▶ [Exercise description]:
Repeat verbatim every item from the line with "- svg-text:COPIES OF" up to and including the line with "- svg-text:2.077 ACRES: 2.077".

▶ [Entries supplied]:
- - -
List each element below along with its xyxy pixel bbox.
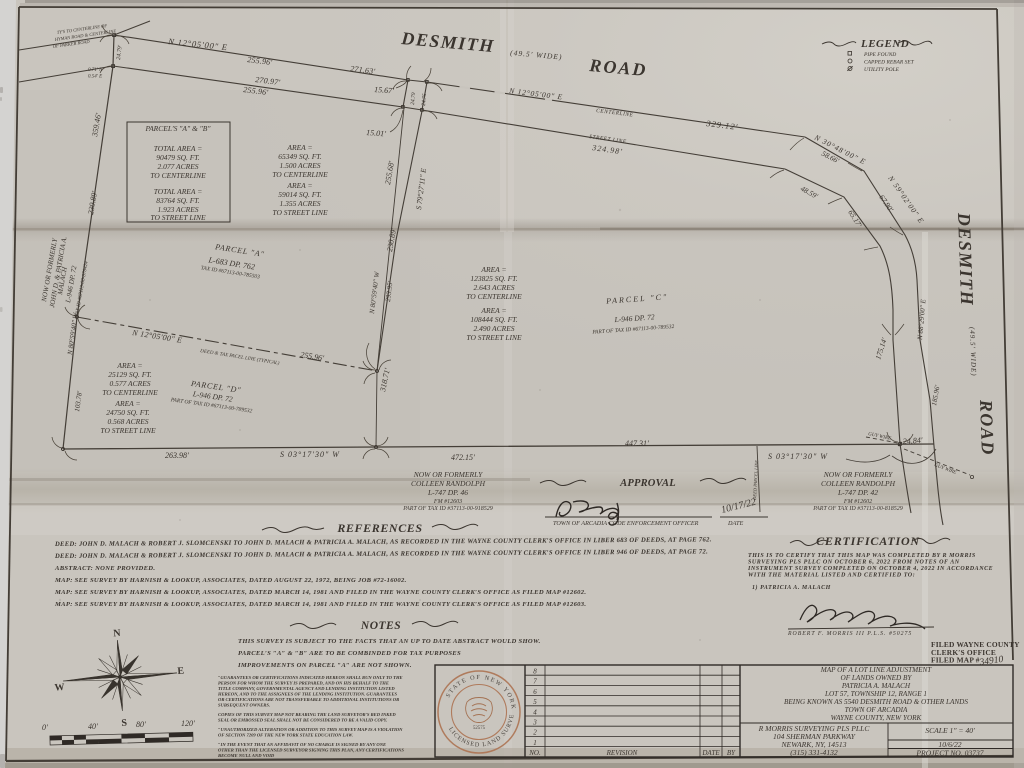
- svg-text:COPIES OF THIS SURVEY MAP NOT: COPIES OF THIS SURVEY MAP NOT BEARING TH…: [218, 712, 396, 717]
- svg-text:LOT 57, TOWNSHIP 12, RANGE 1: LOT 57, TOWNSHIP 12, RANGE 1: [824, 690, 927, 698]
- svg-text:15.01′: 15.01′: [366, 128, 387, 138]
- svg-text:AREA =: AREA =: [286, 143, 312, 152]
- svg-text:DATE: DATE: [701, 749, 720, 757]
- svg-text:MAP: SEE SURVEY BY HARNISH & L: MAP: SEE SURVEY BY HARNISH & LOOKUP, ASS…: [54, 601, 586, 608]
- svg-text:″IN THE EVENT THAT AN AFFIDAVI: ″IN THE EVENT THAT AN AFFIDAVIT OF NO CH…: [218, 742, 386, 747]
- svg-text:15.67′: 15.67′: [374, 85, 395, 95]
- svg-text:TO STREET LINE: TO STREET LINE: [100, 426, 156, 435]
- svg-text:BY: BY: [727, 749, 736, 757]
- svg-text:2.077 ACRES: 2.077 ACRES: [157, 162, 198, 171]
- svg-text:REFERENCES: REFERENCES: [336, 521, 422, 535]
- svg-text:65349 SQ. FT.: 65349 SQ. FT.: [278, 152, 322, 161]
- svg-text:FM #12603: FM #12603: [433, 499, 462, 505]
- svg-text:ROBERT F. MORRIS III P.L.S. #5: ROBERT F. MORRIS III P.L.S. #50275: [787, 631, 912, 637]
- svg-text:DATE: DATE: [727, 520, 743, 527]
- svg-text:108444 SQ. FT.: 108444 SQ. FT.: [470, 315, 517, 324]
- svg-text:8: 8: [533, 668, 537, 676]
- svg-text:PARCEL′S ″A″ & ″B″: PARCEL′S ″A″ & ″B″: [144, 124, 211, 133]
- svg-text:PATRICIA A. MALACH: PATRICIA A. MALACH: [841, 682, 911, 690]
- svg-text:MAP: SEE SURVEY BY HARNISH & L: MAP: SEE SURVEY BY HARNISH & LOOKUP, ASS…: [54, 577, 407, 584]
- svg-text:NO.: NO.: [528, 749, 541, 757]
- svg-text:2.643 ACRES: 2.643 ACRES: [473, 283, 514, 292]
- svg-text:AREA =: AREA =: [480, 265, 506, 274]
- svg-text:HEREON, AND TO THE ASSIGNEES O: HEREON, AND TO THE ASSIGNEES OF THE LEND…: [217, 692, 398, 697]
- svg-text:CAPPED REBAR SET: CAPPED REBAR SET: [864, 60, 915, 66]
- svg-text:S 03°17′30″ W: S 03°17′30″ W: [280, 450, 340, 459]
- svg-text:REVISION: REVISION: [606, 749, 638, 757]
- svg-text:THIS IS TO CERTIFY THAT THIS M: THIS IS TO CERTIFY THAT THIS MAP WAS COM…: [748, 553, 976, 559]
- svg-text:TO CENTERLINE: TO CENTERLINE: [102, 388, 158, 397]
- svg-text:52575: 52575: [473, 726, 486, 731]
- svg-text:IMPROVEMENTS ON PARCEL ″A″ ARE: IMPROVEMENTS ON PARCEL ″A″ ARE NOT SHOWN…: [237, 662, 412, 669]
- svg-text:24.75: 24.75: [420, 93, 428, 106]
- svg-text:2: 2: [533, 729, 537, 737]
- svg-text:24750 SQ. FT.: 24750 SQ. FT.: [106, 408, 150, 417]
- svg-text:0.71′ N: 0.71′ N: [88, 68, 103, 73]
- svg-text:TITLE COMPANY, GOVERNMENTAL AG: TITLE COMPANY, GOVERNMENTAL AGENCY AND L…: [218, 686, 395, 691]
- svg-text:25129 SQ. FT.: 25129 SQ. FT.: [108, 370, 152, 379]
- svg-text:BEING KNOWN AS 5540 DESMITH RO: BEING KNOWN AS 5540 DESMITH ROAD & OTHER…: [784, 698, 968, 706]
- svg-text:WAYNE COUNTY, NEW YORK: WAYNE COUNTY, NEW YORK: [831, 714, 923, 722]
- svg-text:PERSON FOR WHOM THE SURVEY IS: PERSON FOR WHOM THE SURVEY IS PREPARED, …: [218, 681, 389, 686]
- svg-text:1) PATRICIA A. MALACH: 1) PATRICIA A. MALACH: [752, 584, 831, 591]
- svg-text:0.577 ACRES: 0.577 ACRES: [109, 379, 150, 388]
- svg-text:SCALE 1″ = 40′: SCALE 1″ = 40′: [925, 726, 975, 735]
- svg-text:L-747 DP. 46: L-747 DP. 46: [427, 488, 468, 497]
- svg-text:1: 1: [533, 739, 537, 747]
- svg-text:TO CENTERLINE: TO CENTERLINE: [466, 292, 522, 301]
- svg-text:7: 7: [533, 678, 537, 686]
- svg-text:L-747 DP. 42: L-747 DP. 42: [837, 488, 878, 497]
- svg-text:PROJECT NO. 03737: PROJECT NO. 03737: [915, 749, 984, 758]
- svg-text:472.15′: 472.15′: [451, 453, 475, 462]
- svg-text:1.500 ACRES: 1.500 ACRES: [279, 161, 320, 170]
- svg-text:TO STREET LINE: TO STREET LINE: [272, 208, 328, 217]
- svg-text:PIPE FOUND: PIPE FOUND: [863, 52, 896, 58]
- svg-text:0′: 0′: [42, 723, 48, 732]
- svg-text:ROAD: ROAD: [976, 398, 998, 456]
- svg-text:1.355 ACRES: 1.355 ACRES: [279, 199, 320, 208]
- svg-text:TOWN OF ARCADIA CODE ENFORCEME: TOWN OF ARCADIA CODE ENFORCEMENT OFFICER: [553, 520, 699, 527]
- svg-text:AREA =: AREA =: [116, 361, 142, 370]
- svg-text:2.490 ACRES: 2.490 ACRES: [473, 324, 514, 333]
- svg-text:40′: 40′: [88, 722, 98, 731]
- svg-text:MAP OF A LOT LINE ADJUSTMENT: MAP OF A LOT LINE ADJUSTMENT: [820, 666, 933, 674]
- svg-text:(315) 331-4132: (315) 331-4132: [790, 748, 838, 757]
- svg-text:AREA =: AREA =: [480, 306, 506, 315]
- svg-text:3: 3: [532, 719, 537, 727]
- svg-text:INSTRUMENT SURVEY COMPLETED ON: INSTRUMENT SURVEY COMPLETED ON OCTOBER 4…: [747, 566, 993, 572]
- svg-text:NOW OR FORMERLY: NOW OR FORMERLY: [823, 470, 893, 479]
- svg-text:24.84′: 24.84′: [903, 436, 924, 446]
- svg-text:24.79: 24.79: [409, 92, 417, 105]
- svg-text:THIS SURVEY IS SUBJECT TO THE: THIS SURVEY IS SUBJECT TO THE FACTS THAT…: [238, 638, 541, 645]
- svg-text:LEGEND: LEGEND: [860, 38, 909, 50]
- svg-text:0.54′ E: 0.54′ E: [88, 75, 102, 80]
- svg-text:TOTAL AREA =: TOTAL AREA =: [154, 187, 203, 196]
- svg-text:59014 SQ. FT.: 59014 SQ. FT.: [278, 190, 322, 199]
- svg-text:263.98′: 263.98′: [165, 451, 189, 460]
- svg-text:OR CERTIFICATIONS ARE NOT TRAN: OR CERTIFICATIONS ARE NOT TRANSFERABLE T…: [218, 697, 399, 702]
- svg-text:BECOME NULL AND VOID: BECOME NULL AND VOID: [217, 753, 275, 758]
- svg-text:120′: 120′: [181, 719, 195, 728]
- svg-text:APPROVAL: APPROVAL: [619, 478, 676, 489]
- svg-text:PART OF TAX ID #37113-00-91852: PART OF TAX ID #37113-00-918529: [402, 506, 493, 512]
- svg-text:TOTAL AREA =: TOTAL AREA =: [154, 144, 203, 153]
- svg-text:FILED MAP #: FILED MAP #: [931, 656, 980, 665]
- svg-text:E: E: [177, 666, 185, 677]
- svg-text:ABSTRACT: NONE PROVIDED.: ABSTRACT: NONE PROVIDED.: [54, 565, 155, 572]
- svg-text:MAP: SEE SURVEY BY HARNISH & L: MAP: SEE SURVEY BY HARNISH & LOOKUP, ASS…: [54, 589, 586, 596]
- svg-text:WITH THE MATERIAL LISTED AND C: WITH THE MATERIAL LISTED AND CERTIFIED T…: [748, 573, 915, 579]
- svg-text:TO CENTERLINE: TO CENTERLINE: [150, 171, 206, 180]
- svg-text:TOWN OF ARCADIA: TOWN OF ARCADIA: [845, 706, 908, 714]
- svg-text:CERTIFICATION: CERTIFICATION: [816, 534, 920, 548]
- svg-text:6: 6: [533, 688, 537, 696]
- svg-text:W: W: [54, 682, 65, 694]
- svg-text:″UNAUTHORIZED ALTERATION OR AD: ″UNAUTHORIZED ALTERATION OR ADDITION TO …: [218, 727, 403, 732]
- svg-text:NOW OR FORMERLY: NOW OR FORMERLY: [413, 470, 483, 479]
- svg-text:SEAL OR EMBOSSED SEAL SHALL NO: SEAL OR EMBOSSED SEAL SHALL NOT BE CONSI…: [218, 718, 388, 723]
- svg-text:OTHER THAN THE LICENSED SURVEY: OTHER THAN THE LICENSED SURVEYOR SIGNING…: [218, 748, 404, 753]
- svg-text:TO CENTERLINE: TO CENTERLINE: [272, 170, 328, 179]
- svg-text:FM #12602: FM #12602: [843, 499, 872, 505]
- svg-text:SURVEYING PLS PLLC ON OCTOBER: SURVEYING PLS PLLC ON OCTOBER 6, 2022 FR…: [748, 560, 960, 566]
- svg-text:UTILITY POLE: UTILITY POLE: [864, 67, 900, 73]
- svg-text:AREA =: AREA =: [114, 399, 140, 408]
- svg-text:123825 SQ. FT.: 123825 SQ. FT.: [470, 274, 517, 283]
- svg-text:OF LANDS OWNED BY: OF LANDS OWNED BY: [841, 674, 913, 682]
- svg-text:447.31′: 447.31′: [625, 439, 649, 448]
- svg-text:OF SECTION 7209 OF THE NEW YOR: OF SECTION 7209 OF THE NEW YORK STATE ED…: [218, 733, 353, 738]
- svg-text:PART OF TAX ID #37113-00-81852: PART OF TAX ID #37113-00-818529: [812, 506, 903, 512]
- svg-text:COLLEEN RANDOLPH: COLLEEN RANDOLPH: [411, 479, 486, 488]
- svg-text:SUBSEQUENT OWNERS.: SUBSEQUENT OWNERS.: [218, 703, 270, 708]
- svg-text:4: 4: [533, 708, 537, 716]
- svg-text:80′: 80′: [136, 720, 146, 729]
- svg-text:COLLEEN RANDOLPH: COLLEEN RANDOLPH: [821, 479, 896, 488]
- svg-text:NOTES: NOTES: [360, 620, 401, 632]
- svg-text:S 03°17′30″ W: S 03°17′30″ W: [768, 452, 828, 461]
- svg-text:90479 SQ. FT.: 90479 SQ. FT.: [156, 153, 200, 162]
- svg-text:TO STREET LINE: TO STREET LINE: [150, 213, 206, 222]
- svg-text:″GUARANTEES OR CERTIFICATIONS: ″GUARANTEES OR CERTIFICATIONS INDICATED …: [218, 675, 403, 680]
- svg-text:5: 5: [533, 698, 537, 706]
- svg-text:AREA =: AREA =: [286, 181, 312, 190]
- svg-text:PARCEL′S ″A″ & ″B″ ARE TO BE C: PARCEL′S ″A″ & ″B″ ARE TO BE COMBINDED F…: [238, 650, 461, 657]
- svg-text:TO STREET LINE: TO STREET LINE: [466, 333, 522, 342]
- svg-text:DESMITH: DESMITH: [954, 211, 977, 306]
- svg-text:83764 SQ. FT.: 83764 SQ. FT.: [156, 196, 200, 205]
- svg-text:0.568 ACRES: 0.568 ACRES: [107, 417, 148, 426]
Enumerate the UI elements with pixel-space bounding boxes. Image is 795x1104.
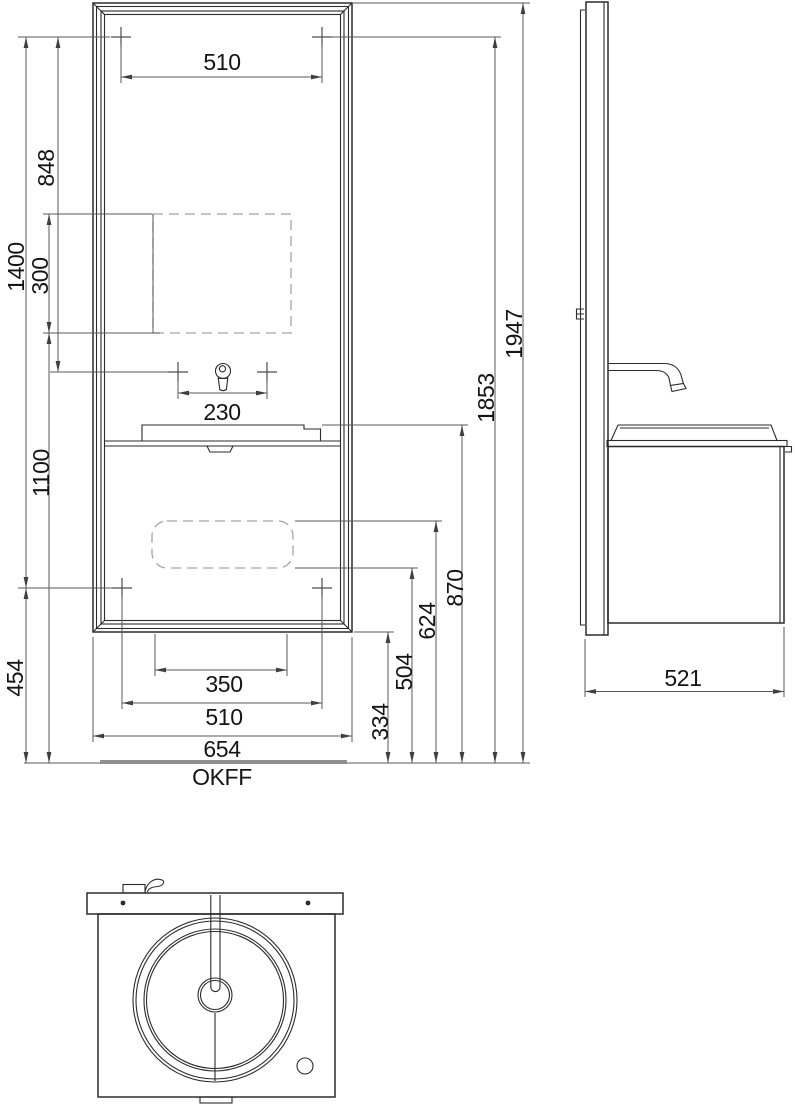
- - -
▶ [Problem solution]:
- svg-text:COPIES OF THIS SURVEY MAP NOT: COPIES OF THIS SURVEY MAP NOT BEARING TH…: [218, 712, 396, 717]
- svg-text:LOT 57, TOWNSHIP 12, RANGE 1: LOT 57, TOWNSHIP 12, RANGE 1: [824, 690, 927, 698]
- svg-text:15.01′: 15.01′: [366, 128, 387, 138]
- svg-text:AREA =: AREA =: [286, 143, 312, 152]
- svg-text:DATE: DATE: [701, 749, 720, 757]
- svg-text:MAP: SEE SURVEY BY HARNISH & L: MAP: SEE SURVEY BY HARNISH & LOOKUP, ASS…: [54, 601, 586, 608]
- svg-text:″IN THE EVENT THAT AN AFFIDAVI: ″IN THE EVENT THAT AN AFFIDAVIT OF NO CH…: [218, 742, 386, 747]
- svg-text:15.67′: 15.67′: [374, 85, 395, 95]
- svg-text:TO STREET LINE: TO STREET LINE: [100, 426, 156, 435]
- svg-text:BY: BY: [727, 749, 736, 757]
- svg-text:2.077 ACRES: 2.077 ACRES: [157, 162, 198, 171]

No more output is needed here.